» TO BE DONE: Produce the listing below again, exactly as shown.

» RECORDS SUPPLIED:
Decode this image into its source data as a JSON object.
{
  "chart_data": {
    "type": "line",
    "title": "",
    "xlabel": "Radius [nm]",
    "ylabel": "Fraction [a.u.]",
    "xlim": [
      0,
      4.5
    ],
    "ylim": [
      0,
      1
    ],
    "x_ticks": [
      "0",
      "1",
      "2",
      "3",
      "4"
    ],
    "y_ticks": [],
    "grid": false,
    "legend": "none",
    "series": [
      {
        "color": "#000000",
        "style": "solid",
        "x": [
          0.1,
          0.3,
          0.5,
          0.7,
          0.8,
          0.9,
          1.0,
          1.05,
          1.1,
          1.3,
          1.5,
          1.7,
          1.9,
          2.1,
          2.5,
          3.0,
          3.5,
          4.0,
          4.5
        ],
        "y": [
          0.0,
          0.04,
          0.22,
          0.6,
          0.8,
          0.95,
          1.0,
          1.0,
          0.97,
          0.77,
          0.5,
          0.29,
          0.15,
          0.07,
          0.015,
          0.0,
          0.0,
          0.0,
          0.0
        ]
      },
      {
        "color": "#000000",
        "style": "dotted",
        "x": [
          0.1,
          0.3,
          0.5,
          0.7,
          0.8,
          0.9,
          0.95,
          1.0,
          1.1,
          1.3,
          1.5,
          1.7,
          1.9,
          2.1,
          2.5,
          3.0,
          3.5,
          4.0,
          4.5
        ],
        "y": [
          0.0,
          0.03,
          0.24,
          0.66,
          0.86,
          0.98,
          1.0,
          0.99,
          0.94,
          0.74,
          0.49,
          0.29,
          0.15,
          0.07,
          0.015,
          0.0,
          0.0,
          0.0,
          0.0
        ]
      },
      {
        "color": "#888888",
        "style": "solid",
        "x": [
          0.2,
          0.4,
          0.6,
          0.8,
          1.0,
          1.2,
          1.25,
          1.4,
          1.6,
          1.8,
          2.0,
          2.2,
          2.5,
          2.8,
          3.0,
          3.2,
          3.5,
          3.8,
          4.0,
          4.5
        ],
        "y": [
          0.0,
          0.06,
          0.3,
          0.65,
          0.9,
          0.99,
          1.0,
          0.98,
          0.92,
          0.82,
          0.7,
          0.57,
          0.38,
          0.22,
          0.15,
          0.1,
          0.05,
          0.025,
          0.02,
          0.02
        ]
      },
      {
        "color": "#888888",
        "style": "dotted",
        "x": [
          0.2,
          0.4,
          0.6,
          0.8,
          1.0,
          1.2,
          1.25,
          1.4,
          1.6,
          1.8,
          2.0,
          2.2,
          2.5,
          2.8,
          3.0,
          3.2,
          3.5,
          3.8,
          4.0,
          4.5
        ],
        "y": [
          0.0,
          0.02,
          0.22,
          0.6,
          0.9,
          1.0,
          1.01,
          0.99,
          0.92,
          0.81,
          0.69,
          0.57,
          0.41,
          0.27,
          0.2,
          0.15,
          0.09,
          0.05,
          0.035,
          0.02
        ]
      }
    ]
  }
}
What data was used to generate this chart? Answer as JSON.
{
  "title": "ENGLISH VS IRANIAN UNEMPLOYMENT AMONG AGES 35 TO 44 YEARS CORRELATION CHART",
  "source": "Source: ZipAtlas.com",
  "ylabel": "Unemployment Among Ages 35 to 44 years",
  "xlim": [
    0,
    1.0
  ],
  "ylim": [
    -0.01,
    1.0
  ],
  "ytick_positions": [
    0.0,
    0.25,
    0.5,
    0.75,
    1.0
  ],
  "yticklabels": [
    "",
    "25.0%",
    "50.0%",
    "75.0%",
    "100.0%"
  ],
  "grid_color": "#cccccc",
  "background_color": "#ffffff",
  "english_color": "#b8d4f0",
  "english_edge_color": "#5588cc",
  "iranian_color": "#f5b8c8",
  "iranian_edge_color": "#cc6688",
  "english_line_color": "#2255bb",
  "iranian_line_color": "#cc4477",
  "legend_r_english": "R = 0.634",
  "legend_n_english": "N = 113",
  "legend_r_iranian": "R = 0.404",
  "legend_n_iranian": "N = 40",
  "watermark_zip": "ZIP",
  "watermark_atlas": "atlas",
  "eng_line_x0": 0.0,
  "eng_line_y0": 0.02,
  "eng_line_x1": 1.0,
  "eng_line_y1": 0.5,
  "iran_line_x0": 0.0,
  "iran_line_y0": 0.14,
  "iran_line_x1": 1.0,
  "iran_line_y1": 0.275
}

» COMPLETE ANSWER:
Decode this image into its source data as a JSON object.
{
  "chart_data": {
    "type": "line",
    "title": "",
    "xlabel": "Radius [nm]",
    "ylabel": "Fraction [a.u.]",
    "xlim": [
      0,
      4.5
    ],
    "ylim": [
      0,
      1
    ],
    "x_ticks": [
      "0",
      "1",
      "2",
      "3",
      "4"
    ],
    "y_ticks": [],
    "grid": false,
    "legend": "none",
    "series": [
      {
        "color": "#000000",
        "style": "solid",
        "x": [
          0.1,
          0.3,
          0.5,
          0.7,
          0.8,
          0.9,
          1.0,
          1.05,
          1.1,
          1.3,
          1.5,
          1.7,
          1.9,
          2.1,
          2.5,
          3.0,
          3.5,
          4.0,
          4.5
        ],
        "y": [
          0.0,
          0.04,
          0.22,
          0.6,
          0.8,
          0.95,
          1.0,
          1.0,
          0.97,
          0.77,
          0.5,
          0.29,
          0.15,
          0.07,
          0.015,
          0.0,
          0.0,
          0.0,
          0.0
        ]
      },
      {
        "color": "#000000",
        "style": "dotted",
        "x": [
          0.1,
          0.3,
          0.5,
          0.7,
          0.8,
          0.9,
          0.95,
          1.0,
          1.1,
          1.3,
          1.5,
          1.7,
          1.9,
          2.1,
          2.5,
          3.0,
          3.5,
          4.0,
          4.5
        ],
        "y": [
          0.0,
          0.03,
          0.24,
          0.66,
          0.86,
          0.98,
          1.0,
          0.99,
          0.94,
          0.74,
          0.49,
          0.29,
          0.15,
          0.07,
          0.015,
          0.0,
          0.0,
          0.0,
          0.0
        ]
      },
      {
        "color": "#888888",
        "style": "solid",
        "x": [
          0.2,
          0.4,
          0.6,
          0.8,
          1.0,
          1.2,
          1.25,
          1.4,
          1.6,
          1.8,
          2.0,
          2.2,
          2.5,
          2.8,
          3.0,
          3.2,
          3.5,
          3.8,
          4.0,
          4.5
        ],
        "y": [
          0.0,
          0.06,
          0.3,
          0.65,
          0.9,
          0.99,
          1.0,
          0.98,
          0.92,
          0.82,
          0.7,
          0.57,
          0.38,
          0.22,
          0.15,
          0.1,
          0.05,
          0.025,
          0.02,
          0.02
        ]
      },
      {
        "color": "#888888",
        "style": "dotted",
        "x": [
          0.2,
          0.4,
          0.6,
          0.8,
          1.0,
          1.2,
          1.25,
          1.4,
          1.6,
          1.8,
          2.0,
          2.2,
          2.5,
          2.8,
          3.0,
          3.2,
          3.5,
          3.8,
          4.0,
          4.5
        ],
        "y": [
          0.0,
          0.02,
          0.22,
          0.6,
          0.9,
          1.0,
          1.01,
          0.99,
          0.92,
          0.81,
          0.69,
          0.57,
          0.41,
          0.27,
          0.2,
          0.15,
          0.09,
          0.05,
          0.035,
          0.02
        ]
      }
    ]
  }
}
What data was used to generate this chart? Answer as JSON.
{
  "title": "ENGLISH VS IRANIAN UNEMPLOYMENT AMONG AGES 35 TO 44 YEARS CORRELATION CHART",
  "source": "Source: ZipAtlas.com",
  "ylabel": "Unemployment Among Ages 35 to 44 years",
  "xlim": [
    0,
    1.0
  ],
  "ylim": [
    -0.01,
    1.0
  ],
  "ytick_positions": [
    0.0,
    0.25,
    0.5,
    0.75,
    1.0
  ],
  "yticklabels": [
    "",
    "25.0%",
    "50.0%",
    "75.0%",
    "100.0%"
  ],
  "grid_color": "#cccccc",
  "background_color": "#ffffff",
  "english_color": "#b8d4f0",
  "english_edge_color": "#5588cc",
  "iranian_color": "#f5b8c8",
  "iranian_edge_color": "#cc6688",
  "english_line_color": "#2255bb",
  "iranian_line_color": "#cc4477",
  "legend_r_english": "R = 0.634",
  "legend_n_english": "N = 113",
  "legend_r_iranian": "R = 0.404",
  "legend_n_iranian": "N = 40",
  "watermark_zip": "ZIP",
  "watermark_atlas": "atlas",
  "eng_line_x0": 0.0,
  "eng_line_y0": 0.02,
  "eng_line_x1": 1.0,
  "eng_line_y1": 0.5,
  "iran_line_x0": 0.0,
  "iran_line_y0": 0.14,
  "iran_line_x1": 1.0,
  "iran_line_y1": 0.275
}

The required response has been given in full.